▸ Stored data:

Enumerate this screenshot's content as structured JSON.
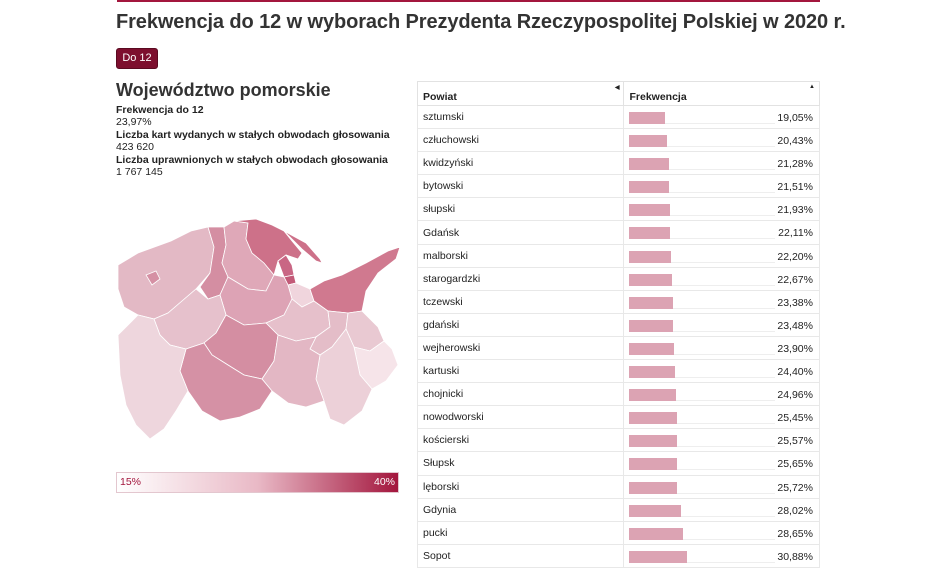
{
  "page": {
    "title": "Frekwencja do 12 w wyborach Prezydenta Rzeczypospolitej Polskiej w 2020 r.",
    "tab_label": "Do 12"
  },
  "region": {
    "name": "Województwo pomorskie",
    "turnout_label": "Frekwencja do 12",
    "turnout_value": "23,97%",
    "cards_label": "Liczba kart wydanych w stałych obwodach głosowania",
    "cards_value": "423 620",
    "eligible_label": "Liczba uprawnionych w stałych obwodach głosowania",
    "eligible_value": "1 767 145"
  },
  "legend": {
    "min": "15%",
    "max": "40%"
  },
  "colors": {
    "accent": "#a3163d",
    "tab_bg": "#7d0f2e",
    "bar": "#dca3b3"
  },
  "table": {
    "col_county": "Powiat",
    "col_turnout": "Frekwencja",
    "rows": [
      {
        "name": "sztumski",
        "value": "19,05%",
        "pct": 19.05
      },
      {
        "name": "człuchowski",
        "value": "20,43%",
        "pct": 20.43
      },
      {
        "name": "kwidzyński",
        "value": "21,28%",
        "pct": 21.28
      },
      {
        "name": "bytowski",
        "value": "21,51%",
        "pct": 21.51
      },
      {
        "name": "słupski",
        "value": "21,93%",
        "pct": 21.93
      },
      {
        "name": "Gdańsk",
        "value": "22,11%",
        "pct": 22.11
      },
      {
        "name": "malborski",
        "value": "22,20%",
        "pct": 22.2
      },
      {
        "name": "starogardzki",
        "value": "22,67%",
        "pct": 22.67
      },
      {
        "name": "tczewski",
        "value": "23,38%",
        "pct": 23.38
      },
      {
        "name": "gdański",
        "value": "23,48%",
        "pct": 23.48
      },
      {
        "name": "wejherowski",
        "value": "23,90%",
        "pct": 23.9
      },
      {
        "name": "kartuski",
        "value": "24,40%",
        "pct": 24.4
      },
      {
        "name": "chojnicki",
        "value": "24,96%",
        "pct": 24.96
      },
      {
        "name": "nowodworski",
        "value": "25,45%",
        "pct": 25.45
      },
      {
        "name": "kościerski",
        "value": "25,57%",
        "pct": 25.57
      },
      {
        "name": "Słupsk",
        "value": "25,65%",
        "pct": 25.65
      },
      {
        "name": "lęborski",
        "value": "25,72%",
        "pct": 25.72
      },
      {
        "name": "Gdynia",
        "value": "28,02%",
        "pct": 28.02
      },
      {
        "name": "pucki",
        "value": "28,65%",
        "pct": 28.65
      },
      {
        "name": "Sopot",
        "value": "30,88%",
        "pct": 30.88
      }
    ]
  }
}
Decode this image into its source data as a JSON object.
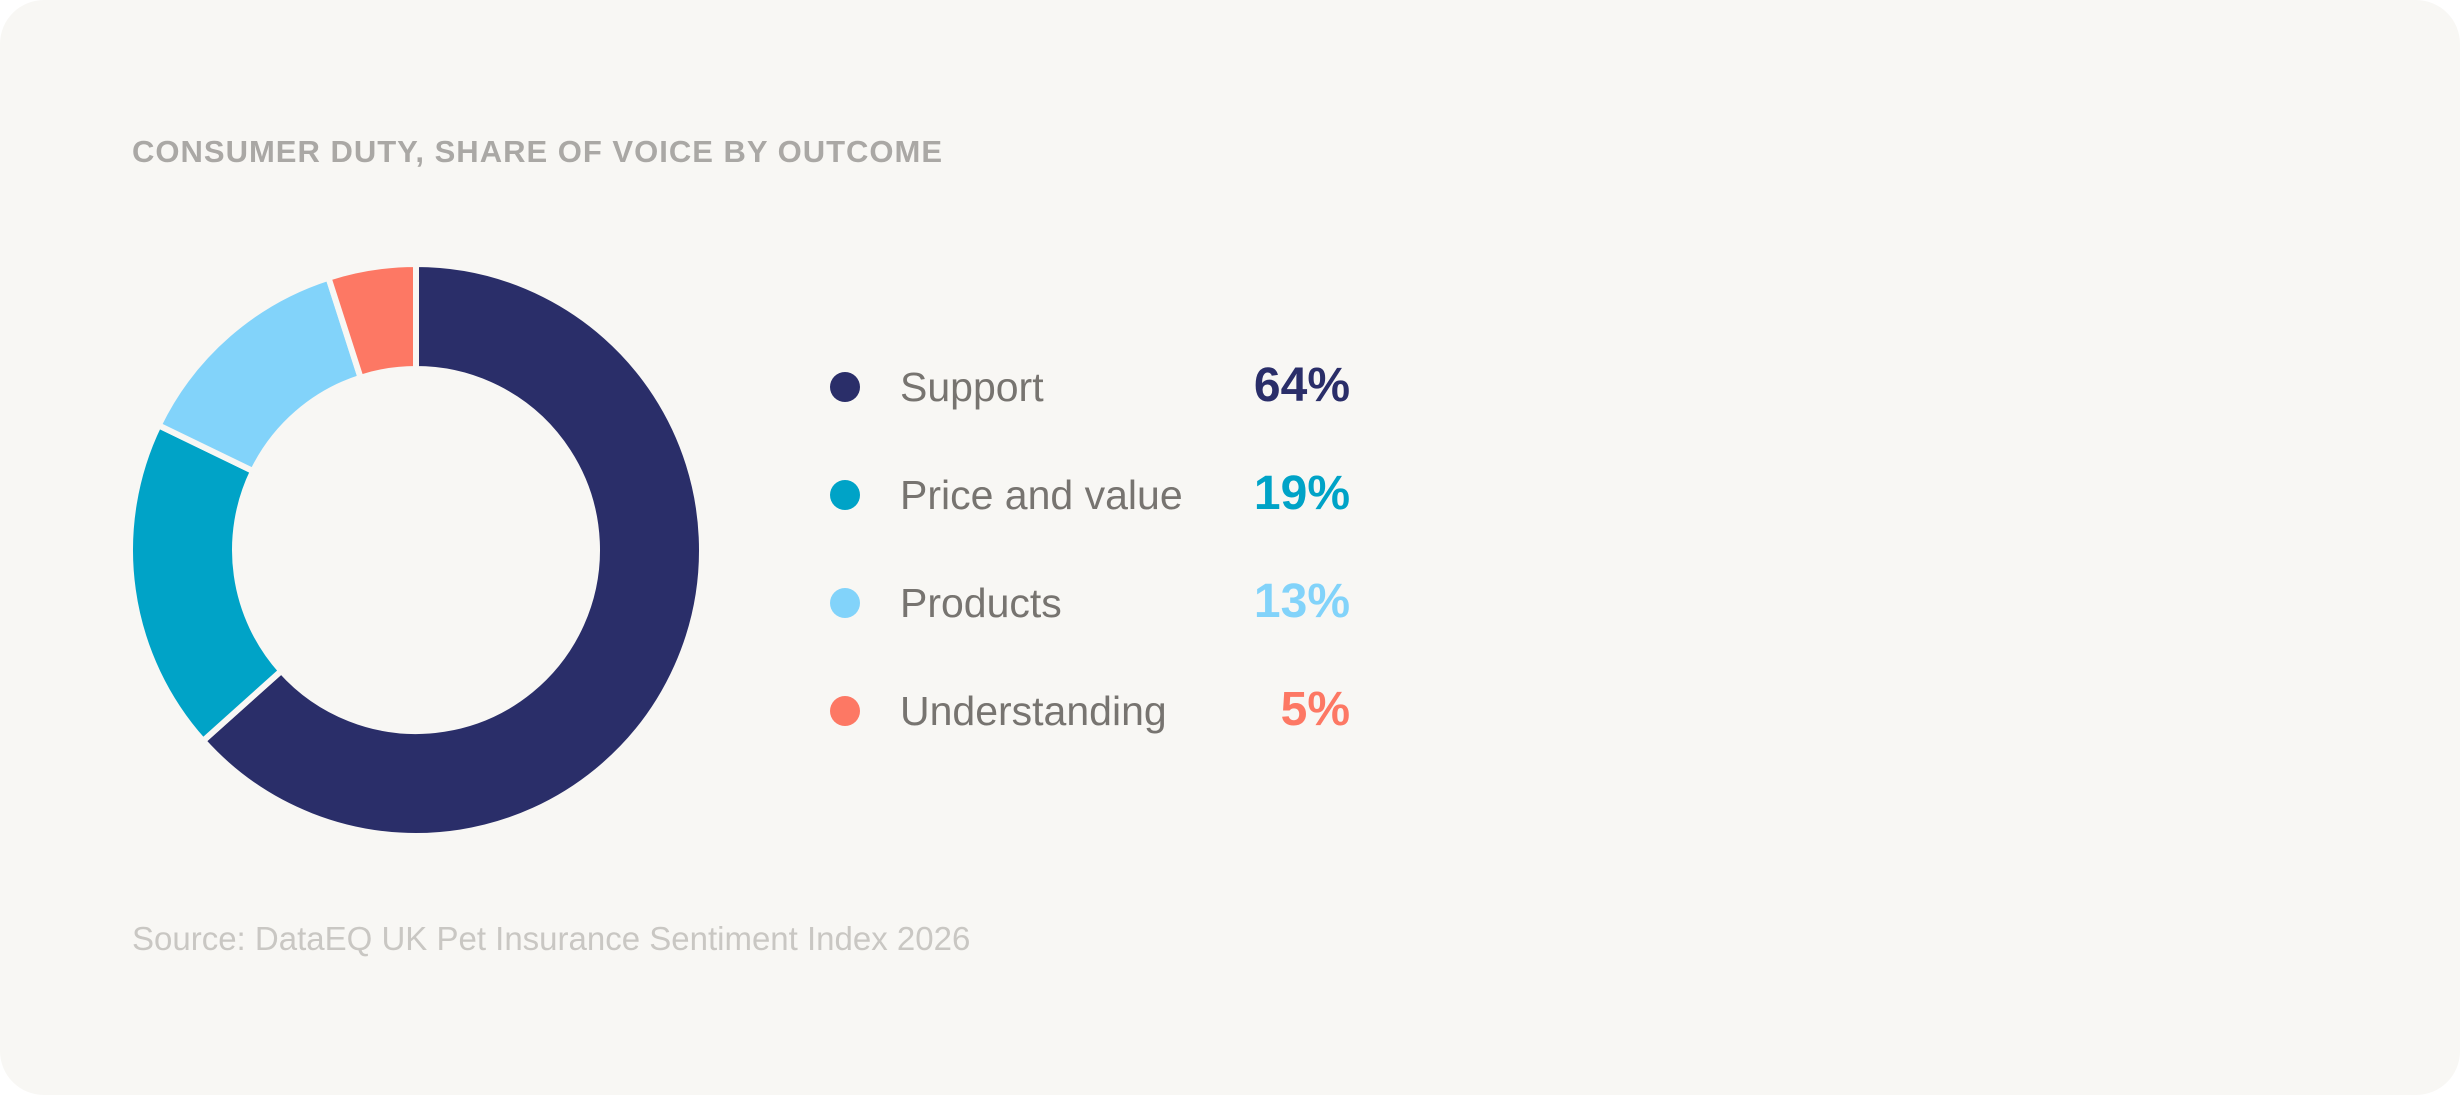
{
  "chart_data": {
    "type": "pie",
    "title": "CONSUMER DUTY, SHARE OF VOICE BY OUTCOME",
    "categories": [
      "Support",
      "Price and value",
      "Products",
      "Understanding"
    ],
    "values": [
      64,
      19,
      13,
      5
    ],
    "value_labels": [
      "64%",
      "19%",
      "13%",
      "5%"
    ],
    "colors": [
      "#2a2e69",
      "#00a3c7",
      "#82d3fa",
      "#fd7864"
    ],
    "legend_placement": "right",
    "style": "donut"
  },
  "source": "Source: DataEQ UK Pet Insurance Sentiment Index 2026"
}
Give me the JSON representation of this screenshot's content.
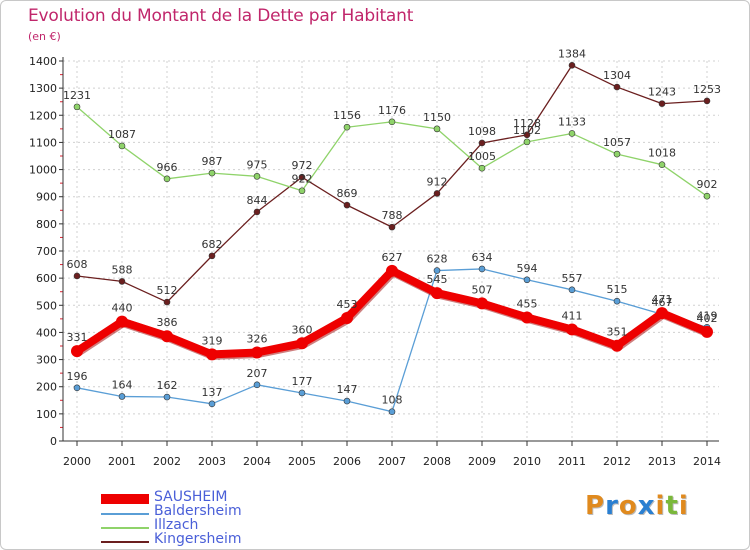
{
  "title": "Evolution du Montant de la Dette par Habitant",
  "unit": "(en €)",
  "logo": {
    "text": "Proxiti",
    "colors": [
      "#e08a1e",
      "#2a7fd1",
      "#e08a1e",
      "#2a7fd1",
      "#e08a1e",
      "#7ab83a",
      "#e08a1e"
    ]
  },
  "chart_data": {
    "type": "line",
    "title": "Evolution du Montant de la Dette par Habitant",
    "subtitle": "(en €)",
    "x": [
      "2000",
      "2001",
      "2002",
      "2003",
      "2004",
      "2005",
      "2006",
      "2007",
      "2008",
      "2009",
      "2010",
      "2011",
      "2012",
      "2013",
      "2014"
    ],
    "ylim": [
      0,
      1400
    ],
    "yticks": [
      0,
      100,
      200,
      300,
      400,
      500,
      600,
      700,
      800,
      900,
      1000,
      1100,
      1200,
      1300,
      1400
    ],
    "grid": true,
    "legend_position": "bottom-left",
    "series": [
      {
        "name": "Kingersheim",
        "color": "#6b1f1f",
        "values": [
          608,
          588,
          512,
          682,
          844,
          972,
          869,
          788,
          912,
          1098,
          1128,
          1384,
          1304,
          1243,
          1253
        ],
        "labels": [
          "608",
          "588",
          "512",
          "682",
          "844",
          "972",
          "869",
          "788",
          "912",
          "1098",
          "1128",
          "1384",
          "1304",
          "1243",
          "1253"
        ]
      },
      {
        "name": "Illzach",
        "color": "#8fd36a",
        "values": [
          1231,
          1087,
          966,
          987,
          975,
          922,
          1156,
          1176,
          1150,
          1005,
          1102,
          1133,
          1057,
          1018,
          902
        ],
        "labels": [
          "1231",
          "1087",
          "966",
          "987",
          "975",
          "922",
          "1156",
          "1176",
          "1150",
          "1005",
          "1102",
          "1133",
          "1057",
          "1018",
          "902"
        ]
      },
      {
        "name": "Baldersheim",
        "color": "#5a9ed6",
        "values": [
          196,
          164,
          162,
          137,
          207,
          177,
          147,
          108,
          628,
          634,
          594,
          557,
          515,
          467,
          419
        ],
        "labels": [
          "196",
          "164",
          "162",
          "137",
          "207",
          "177",
          "147",
          "108",
          "628",
          "634",
          "594",
          "557",
          "515",
          "467",
          "419"
        ]
      },
      {
        "name": "SAUSHEIM",
        "color": "#ee0000",
        "values": [
          331,
          440,
          386,
          319,
          326,
          360,
          453,
          627,
          545,
          507,
          455,
          411,
          351,
          471,
          402
        ],
        "labels": [
          "331",
          "440",
          "386",
          "319",
          "326",
          "360",
          "453",
          "627",
          "545",
          "507",
          "455",
          "411",
          "351",
          "471",
          "402"
        ]
      }
    ]
  },
  "legend": [
    {
      "name": "SAUSHEIM",
      "color": "#ee0000",
      "text_color": "#4a5fd8"
    },
    {
      "name": "Baldersheim",
      "color": "#5a9ed6",
      "text_color": "#4a5fd8"
    },
    {
      "name": "Illzach",
      "color": "#8fd36a",
      "text_color": "#4a5fd8"
    },
    {
      "name": "Kingersheim",
      "color": "#6b1f1f",
      "text_color": "#4a5fd8"
    }
  ]
}
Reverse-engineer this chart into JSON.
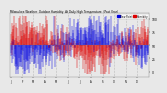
{
  "title": "Milwaukee Weather  Outdoor Humidity  At Daily High Temperature  (Past Year)",
  "ylim": [
    -60,
    60
  ],
  "background_color": "#e8e8e8",
  "plot_bg": "#e8e8e8",
  "bar_color_blue": "#0000dd",
  "bar_color_red": "#dd0000",
  "num_points": 365,
  "seed": 42,
  "legend_label_blue": "Dew Point",
  "legend_label_red": "Humidity",
  "ytick_labels": [
    "100",
    "75",
    "50",
    "25",
    "0"
  ],
  "ytick_vals": [
    50,
    25,
    0,
    -25,
    -50
  ],
  "month_positions": [
    0,
    31,
    59,
    90,
    120,
    151,
    181,
    212,
    243,
    273,
    304,
    334
  ],
  "month_labels": [
    "J",
    "F",
    "M",
    "A",
    "M",
    "J",
    "J",
    "A",
    "S",
    "O",
    "N",
    "D"
  ]
}
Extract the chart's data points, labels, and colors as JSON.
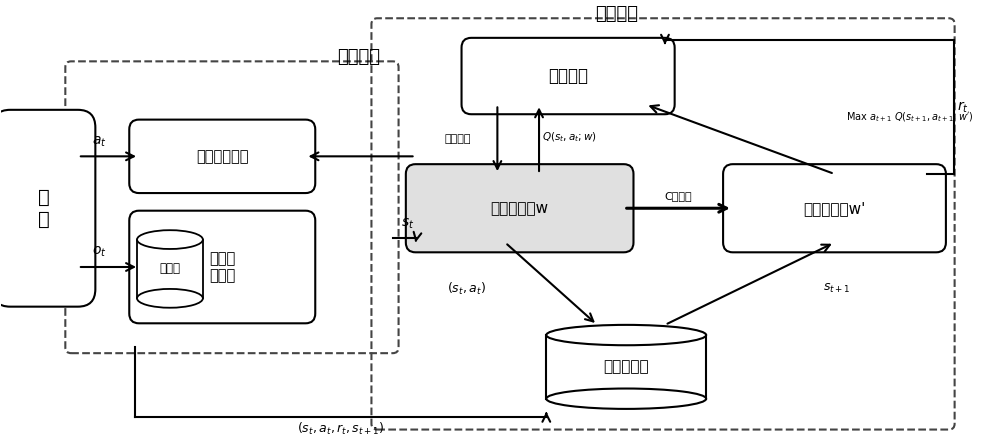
{
  "bg_color": "#ffffff",
  "title_update": "更新模块",
  "title_interact": "交互模块",
  "label_env": "环\n境",
  "label_control": "控制决策模块",
  "label_state": "状态感\n应模块",
  "label_memory_heap": "记忆堆",
  "label_error": "误差模块",
  "label_current": "当前值网络w",
  "label_target": "目标值网络w'",
  "label_replay": "回放记忆池",
  "text_at": "$a_t$",
  "text_ot": "$o_t$",
  "text_st": "$s_t$",
  "text_sa": "$(s_t, a_t)$",
  "text_st1": "$s_{t+1}$",
  "text_sarts": "$(s_t, a_t, r_t, s_{t+1})$",
  "text_gradient": "梯度更新",
  "text_Qw": "$Q(s_t, a_t; w)$",
  "text_C_copy": "C步拷贝",
  "text_MaxQ": "Max $a_{t+1}$ $Q(s_{t+1}, a_{t+1}; w')$",
  "text_rt": "$r_t$"
}
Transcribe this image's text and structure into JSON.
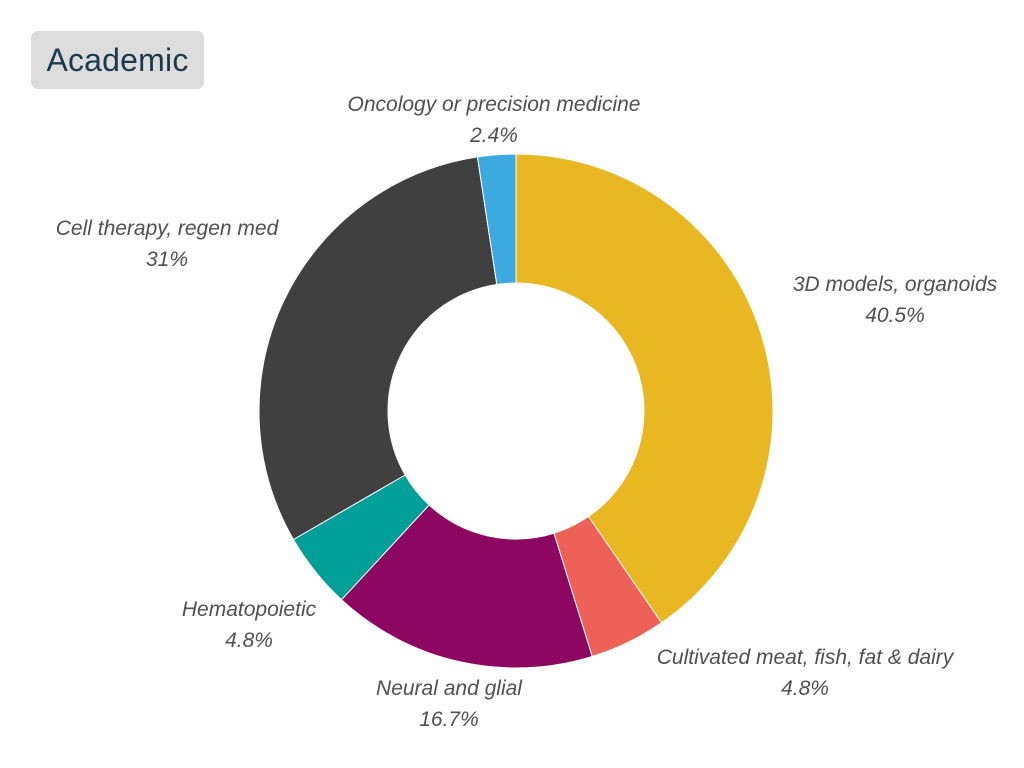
{
  "badge": {
    "label": "Academic"
  },
  "chart_data": {
    "type": "pie",
    "variant": "donut",
    "title": "",
    "unit": "%",
    "slices": [
      {
        "label": "3D models, organoids",
        "value": 40.5,
        "display": "40.5%",
        "color": "#e8b722"
      },
      {
        "label": "Cultivated meat, fish, fat & dairy",
        "value": 4.8,
        "display": "4.8%",
        "color": "#ee6158"
      },
      {
        "label": "Neural and glial",
        "value": 16.7,
        "display": "16.7%",
        "color": "#8b0762"
      },
      {
        "label": "Hematopoietic",
        "value": 4.8,
        "display": "4.8%",
        "color": "#009f98"
      },
      {
        "label": "Cell therapy, regen med",
        "value": 31,
        "display": "31%",
        "color": "#404040"
      },
      {
        "label": "Oncology or precision medicine",
        "value": 2.4,
        "display": "2.4%",
        "color": "#3daadf"
      }
    ]
  }
}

▸ Request: Exactly the lines from the line with "Transcribe this image's" through the last line of the listing, both included, should be extracted, and the pictures left behind.

▸ Response to the task:
Transcribe this image's text and structure into JSON.
{
  "badge": {
    "label": "Academic"
  },
  "chart_data": {
    "type": "pie",
    "variant": "donut",
    "title": "",
    "unit": "%",
    "slices": [
      {
        "label": "3D models, organoids",
        "value": 40.5,
        "display": "40.5%",
        "color": "#e8b722"
      },
      {
        "label": "Cultivated meat, fish, fat & dairy",
        "value": 4.8,
        "display": "4.8%",
        "color": "#ee6158"
      },
      {
        "label": "Neural and glial",
        "value": 16.7,
        "display": "16.7%",
        "color": "#8b0762"
      },
      {
        "label": "Hematopoietic",
        "value": 4.8,
        "display": "4.8%",
        "color": "#009f98"
      },
      {
        "label": "Cell therapy, regen med",
        "value": 31,
        "display": "31%",
        "color": "#404040"
      },
      {
        "label": "Oncology or precision medicine",
        "value": 2.4,
        "display": "2.4%",
        "color": "#3daadf"
      }
    ]
  }
}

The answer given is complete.